TASK INSTRUCTIONS =
Copy out all the entries word for word.

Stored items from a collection
-- BEGIN --

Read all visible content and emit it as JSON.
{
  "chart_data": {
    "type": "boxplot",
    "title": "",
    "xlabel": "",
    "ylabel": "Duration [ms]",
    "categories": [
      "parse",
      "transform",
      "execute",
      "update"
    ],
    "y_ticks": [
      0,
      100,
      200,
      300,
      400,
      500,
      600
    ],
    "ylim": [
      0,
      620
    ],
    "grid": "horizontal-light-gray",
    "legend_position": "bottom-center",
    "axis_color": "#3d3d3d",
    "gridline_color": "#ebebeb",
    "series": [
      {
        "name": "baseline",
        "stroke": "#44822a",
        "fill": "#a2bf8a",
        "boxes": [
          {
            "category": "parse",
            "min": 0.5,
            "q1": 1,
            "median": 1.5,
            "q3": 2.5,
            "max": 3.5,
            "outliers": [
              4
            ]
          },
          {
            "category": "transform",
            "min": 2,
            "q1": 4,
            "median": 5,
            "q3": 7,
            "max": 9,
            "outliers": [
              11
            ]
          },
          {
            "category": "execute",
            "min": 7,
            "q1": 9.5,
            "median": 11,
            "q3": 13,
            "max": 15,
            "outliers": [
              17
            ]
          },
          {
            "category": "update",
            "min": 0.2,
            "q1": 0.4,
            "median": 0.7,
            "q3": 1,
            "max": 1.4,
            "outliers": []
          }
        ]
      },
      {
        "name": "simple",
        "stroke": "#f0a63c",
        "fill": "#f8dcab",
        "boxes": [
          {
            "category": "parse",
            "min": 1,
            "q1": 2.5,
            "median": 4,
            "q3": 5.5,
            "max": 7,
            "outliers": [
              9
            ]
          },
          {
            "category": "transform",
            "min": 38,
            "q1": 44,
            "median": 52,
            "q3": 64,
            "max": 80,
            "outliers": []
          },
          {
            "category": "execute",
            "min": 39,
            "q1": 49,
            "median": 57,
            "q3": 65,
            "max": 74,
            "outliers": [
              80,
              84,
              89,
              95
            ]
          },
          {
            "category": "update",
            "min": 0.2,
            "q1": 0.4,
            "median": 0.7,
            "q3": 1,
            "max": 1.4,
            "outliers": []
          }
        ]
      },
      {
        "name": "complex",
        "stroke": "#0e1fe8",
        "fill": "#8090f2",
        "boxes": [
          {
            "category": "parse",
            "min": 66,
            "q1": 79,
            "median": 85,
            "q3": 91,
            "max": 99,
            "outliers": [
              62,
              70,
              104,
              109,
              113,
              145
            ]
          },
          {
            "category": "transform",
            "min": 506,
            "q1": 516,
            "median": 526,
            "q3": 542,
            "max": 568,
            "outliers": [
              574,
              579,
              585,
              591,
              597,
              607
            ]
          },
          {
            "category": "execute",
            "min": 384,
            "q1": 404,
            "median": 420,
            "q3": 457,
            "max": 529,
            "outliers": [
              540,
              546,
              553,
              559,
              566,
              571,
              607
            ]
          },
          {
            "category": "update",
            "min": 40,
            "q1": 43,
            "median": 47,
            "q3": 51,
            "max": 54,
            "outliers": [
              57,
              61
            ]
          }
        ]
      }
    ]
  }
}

-- END --

RESULT FOR THIS TASK =
Read all visible content and emit it as JSON.
{
  "chart_data": {
    "type": "boxplot",
    "title": "",
    "xlabel": "",
    "ylabel": "Duration [ms]",
    "categories": [
      "parse",
      "transform",
      "execute",
      "update"
    ],
    "y_ticks": [
      0,
      100,
      200,
      300,
      400,
      500,
      600
    ],
    "ylim": [
      0,
      620
    ],
    "grid": "horizontal-light-gray",
    "legend_position": "bottom-center",
    "axis_color": "#3d3d3d",
    "gridline_color": "#ebebeb",
    "series": [
      {
        "name": "baseline",
        "stroke": "#44822a",
        "fill": "#a2bf8a",
        "boxes": [
          {
            "category": "parse",
            "min": 0.5,
            "q1": 1,
            "median": 1.5,
            "q3": 2.5,
            "max": 3.5,
            "outliers": [
              4
            ]
          },
          {
            "category": "transform",
            "min": 2,
            "q1": 4,
            "median": 5,
            "q3": 7,
            "max": 9,
            "outliers": [
              11
            ]
          },
          {
            "category": "execute",
            "min": 7,
            "q1": 9.5,
            "median": 11,
            "q3": 13,
            "max": 15,
            "outliers": [
              17
            ]
          },
          {
            "category": "update",
            "min": 0.2,
            "q1": 0.4,
            "median": 0.7,
            "q3": 1,
            "max": 1.4,
            "outliers": []
          }
        ]
      },
      {
        "name": "simple",
        "stroke": "#f0a63c",
        "fill": "#f8dcab",
        "boxes": [
          {
            "category": "parse",
            "min": 1,
            "q1": 2.5,
            "median": 4,
            "q3": 5.5,
            "max": 7,
            "outliers": [
              9
            ]
          },
          {
            "category": "transform",
            "min": 38,
            "q1": 44,
            "median": 52,
            "q3": 64,
            "max": 80,
            "outliers": []
          },
          {
            "category": "execute",
            "min": 39,
            "q1": 49,
            "median": 57,
            "q3": 65,
            "max": 74,
            "outliers": [
              80,
              84,
              89,
              95
            ]
          },
          {
            "category": "update",
            "min": 0.2,
            "q1": 0.4,
            "median": 0.7,
            "q3": 1,
            "max": 1.4,
            "outliers": []
          }
        ]
      },
      {
        "name": "complex",
        "stroke": "#0e1fe8",
        "fill": "#8090f2",
        "boxes": [
          {
            "category": "parse",
            "min": 66,
            "q1": 79,
            "median": 85,
            "q3": 91,
            "max": 99,
            "outliers": [
              62,
              70,
              104,
              109,
              113,
              145
            ]
          },
          {
            "category": "transform",
            "min": 506,
            "q1": 516,
            "median": 526,
            "q3": 542,
            "max": 568,
            "outliers": [
              574,
              579,
              585,
              591,
              597,
              607
            ]
          },
          {
            "category": "execute",
            "min": 384,
            "q1": 404,
            "median": 420,
            "q3": 457,
            "max": 529,
            "outliers": [
              540,
              546,
              553,
              559,
              566,
              571,
              607
            ]
          },
          {
            "category": "update",
            "min": 40,
            "q1": 43,
            "median": 47,
            "q3": 51,
            "max": 54,
            "outliers": [
              57,
              61
            ]
          }
        ]
      }
    ]
  }
}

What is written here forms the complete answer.